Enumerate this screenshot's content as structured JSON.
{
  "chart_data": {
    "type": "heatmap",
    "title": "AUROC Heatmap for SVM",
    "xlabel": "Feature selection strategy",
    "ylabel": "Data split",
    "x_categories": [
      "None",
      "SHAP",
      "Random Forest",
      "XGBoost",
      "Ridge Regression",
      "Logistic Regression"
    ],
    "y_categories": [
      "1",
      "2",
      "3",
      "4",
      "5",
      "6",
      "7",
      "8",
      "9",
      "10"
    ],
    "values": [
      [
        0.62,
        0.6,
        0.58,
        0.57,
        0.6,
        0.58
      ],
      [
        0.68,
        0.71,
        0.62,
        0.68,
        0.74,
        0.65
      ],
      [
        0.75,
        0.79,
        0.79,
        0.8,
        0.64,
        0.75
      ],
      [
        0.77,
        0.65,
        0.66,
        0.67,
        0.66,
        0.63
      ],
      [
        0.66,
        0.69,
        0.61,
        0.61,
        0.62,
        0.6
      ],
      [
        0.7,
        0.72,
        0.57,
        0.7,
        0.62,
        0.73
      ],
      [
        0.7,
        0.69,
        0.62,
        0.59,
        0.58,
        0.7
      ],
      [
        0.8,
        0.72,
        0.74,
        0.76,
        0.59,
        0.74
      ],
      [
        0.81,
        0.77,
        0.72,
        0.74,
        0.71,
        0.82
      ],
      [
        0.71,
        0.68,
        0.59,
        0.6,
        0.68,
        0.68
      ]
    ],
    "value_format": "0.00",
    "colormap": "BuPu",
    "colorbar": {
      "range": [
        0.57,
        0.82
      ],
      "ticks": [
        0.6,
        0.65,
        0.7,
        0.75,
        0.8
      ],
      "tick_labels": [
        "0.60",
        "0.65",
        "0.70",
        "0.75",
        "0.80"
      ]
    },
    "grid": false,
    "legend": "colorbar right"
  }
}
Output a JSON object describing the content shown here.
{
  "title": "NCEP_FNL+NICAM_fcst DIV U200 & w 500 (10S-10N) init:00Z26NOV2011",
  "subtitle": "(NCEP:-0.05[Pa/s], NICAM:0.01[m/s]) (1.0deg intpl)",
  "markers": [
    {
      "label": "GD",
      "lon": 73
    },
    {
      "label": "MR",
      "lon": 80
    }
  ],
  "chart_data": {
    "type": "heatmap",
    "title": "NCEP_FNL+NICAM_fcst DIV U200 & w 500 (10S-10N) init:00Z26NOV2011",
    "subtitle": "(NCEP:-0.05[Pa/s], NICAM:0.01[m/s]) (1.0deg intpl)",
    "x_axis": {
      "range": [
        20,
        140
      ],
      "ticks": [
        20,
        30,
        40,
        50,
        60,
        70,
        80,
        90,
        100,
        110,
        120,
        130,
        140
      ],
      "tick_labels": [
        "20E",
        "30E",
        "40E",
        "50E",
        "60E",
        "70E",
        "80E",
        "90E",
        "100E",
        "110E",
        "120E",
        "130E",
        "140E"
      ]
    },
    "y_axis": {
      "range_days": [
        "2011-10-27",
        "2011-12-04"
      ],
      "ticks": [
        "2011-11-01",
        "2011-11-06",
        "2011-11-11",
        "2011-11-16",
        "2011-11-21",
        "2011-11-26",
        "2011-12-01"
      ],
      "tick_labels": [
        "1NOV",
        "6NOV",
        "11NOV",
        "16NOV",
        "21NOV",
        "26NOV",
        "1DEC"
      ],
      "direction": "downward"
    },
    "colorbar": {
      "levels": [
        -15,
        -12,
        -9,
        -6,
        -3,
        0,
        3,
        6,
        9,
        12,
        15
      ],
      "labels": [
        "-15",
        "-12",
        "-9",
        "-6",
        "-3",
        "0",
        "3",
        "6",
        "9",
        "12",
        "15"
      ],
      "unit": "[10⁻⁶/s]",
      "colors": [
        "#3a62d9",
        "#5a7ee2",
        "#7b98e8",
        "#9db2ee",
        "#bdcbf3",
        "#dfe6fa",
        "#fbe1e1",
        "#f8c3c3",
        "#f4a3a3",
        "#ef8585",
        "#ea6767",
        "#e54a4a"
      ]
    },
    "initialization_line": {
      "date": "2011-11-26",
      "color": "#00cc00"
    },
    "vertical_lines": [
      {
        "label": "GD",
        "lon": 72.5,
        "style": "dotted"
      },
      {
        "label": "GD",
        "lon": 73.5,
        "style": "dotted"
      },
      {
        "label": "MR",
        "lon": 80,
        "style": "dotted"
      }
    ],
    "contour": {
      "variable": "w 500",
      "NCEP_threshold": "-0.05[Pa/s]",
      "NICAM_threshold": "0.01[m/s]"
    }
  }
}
==========
Each line must be given again exactly as written above.

RESPONSE TO THIS TASK:
Enumerate this screenshot's content as structured JSON.
{
  "chart_data": {
    "type": "heatmap",
    "title": "AUROC Heatmap for SVM",
    "xlabel": "Feature selection strategy",
    "ylabel": "Data split",
    "x_categories": [
      "None",
      "SHAP",
      "Random Forest",
      "XGBoost",
      "Ridge Regression",
      "Logistic Regression"
    ],
    "y_categories": [
      "1",
      "2",
      "3",
      "4",
      "5",
      "6",
      "7",
      "8",
      "9",
      "10"
    ],
    "values": [
      [
        0.62,
        0.6,
        0.58,
        0.57,
        0.6,
        0.58
      ],
      [
        0.68,
        0.71,
        0.62,
        0.68,
        0.74,
        0.65
      ],
      [
        0.75,
        0.79,
        0.79,
        0.8,
        0.64,
        0.75
      ],
      [
        0.77,
        0.65,
        0.66,
        0.67,
        0.66,
        0.63
      ],
      [
        0.66,
        0.69,
        0.61,
        0.61,
        0.62,
        0.6
      ],
      [
        0.7,
        0.72,
        0.57,
        0.7,
        0.62,
        0.73
      ],
      [
        0.7,
        0.69,
        0.62,
        0.59,
        0.58,
        0.7
      ],
      [
        0.8,
        0.72,
        0.74,
        0.76,
        0.59,
        0.74
      ],
      [
        0.81,
        0.77,
        0.72,
        0.74,
        0.71,
        0.82
      ],
      [
        0.71,
        0.68,
        0.59,
        0.6,
        0.68,
        0.68
      ]
    ],
    "value_format": "0.00",
    "colormap": "BuPu",
    "colorbar": {
      "range": [
        0.57,
        0.82
      ],
      "ticks": [
        0.6,
        0.65,
        0.7,
        0.75,
        0.8
      ],
      "tick_labels": [
        "0.60",
        "0.65",
        "0.70",
        "0.75",
        "0.80"
      ]
    },
    "grid": false,
    "legend": "colorbar right"
  }
}
Output a JSON object describing the content shown here.
{
  "title": "NCEP_FNL+NICAM_fcst DIV U200 & w 500 (10S-10N) init:00Z26NOV2011",
  "subtitle": "(NCEP:-0.05[Pa/s], NICAM:0.01[m/s]) (1.0deg intpl)",
  "markers": [
    {
      "label": "GD",
      "lon": 73
    },
    {
      "label": "MR",
      "lon": 80
    }
  ],
  "chart_data": {
    "type": "heatmap",
    "title": "NCEP_FNL+NICAM_fcst DIV U200 & w 500 (10S-10N) init:00Z26NOV2011",
    "subtitle": "(NCEP:-0.05[Pa/s], NICAM:0.01[m/s]) (1.0deg intpl)",
    "x_axis": {
      "range": [
        20,
        140
      ],
      "ticks": [
        20,
        30,
        40,
        50,
        60,
        70,
        80,
        90,
        100,
        110,
        120,
        130,
        140
      ],
      "tick_labels": [
        "20E",
        "30E",
        "40E",
        "50E",
        "60E",
        "70E",
        "80E",
        "90E",
        "100E",
        "110E",
        "120E",
        "130E",
        "140E"
      ]
    },
    "y_axis": {
      "range_days": [
        "2011-10-27",
        "2011-12-04"
      ],
      "ticks": [
        "2011-11-01",
        "2011-11-06",
        "2011-11-11",
        "2011-11-16",
        "2011-11-21",
        "2011-11-26",
        "2011-12-01"
      ],
      "tick_labels": [
        "1NOV",
        "6NOV",
        "11NOV",
        "16NOV",
        "21NOV",
        "26NOV",
        "1DEC"
      ],
      "direction": "downward"
    },
    "colorbar": {
      "levels": [
        -15,
        -12,
        -9,
        -6,
        -3,
        0,
        3,
        6,
        9,
        12,
        15
      ],
      "labels": [
        "-15",
        "-12",
        "-9",
        "-6",
        "-3",
        "0",
        "3",
        "6",
        "9",
        "12",
        "15"
      ],
      "unit": "[10⁻⁶/s]",
      "colors": [
        "#3a62d9",
        "#5a7ee2",
        "#7b98e8",
        "#9db2ee",
        "#bdcbf3",
        "#dfe6fa",
        "#fbe1e1",
        "#f8c3c3",
        "#f4a3a3",
        "#ef8585",
        "#ea6767",
        "#e54a4a"
      ]
    },
    "initialization_line": {
      "date": "2011-11-26",
      "color": "#00cc00"
    },
    "vertical_lines": [
      {
        "label": "GD",
        "lon": 72.5,
        "style": "dotted"
      },
      {
        "label": "GD",
        "lon": 73.5,
        "style": "dotted"
      },
      {
        "label": "MR",
        "lon": 80,
        "style": "dotted"
      }
    ],
    "contour": {
      "variable": "w 500",
      "NCEP_threshold": "-0.05[Pa/s]",
      "NICAM_threshold": "0.01[m/s]"
    }
  }
}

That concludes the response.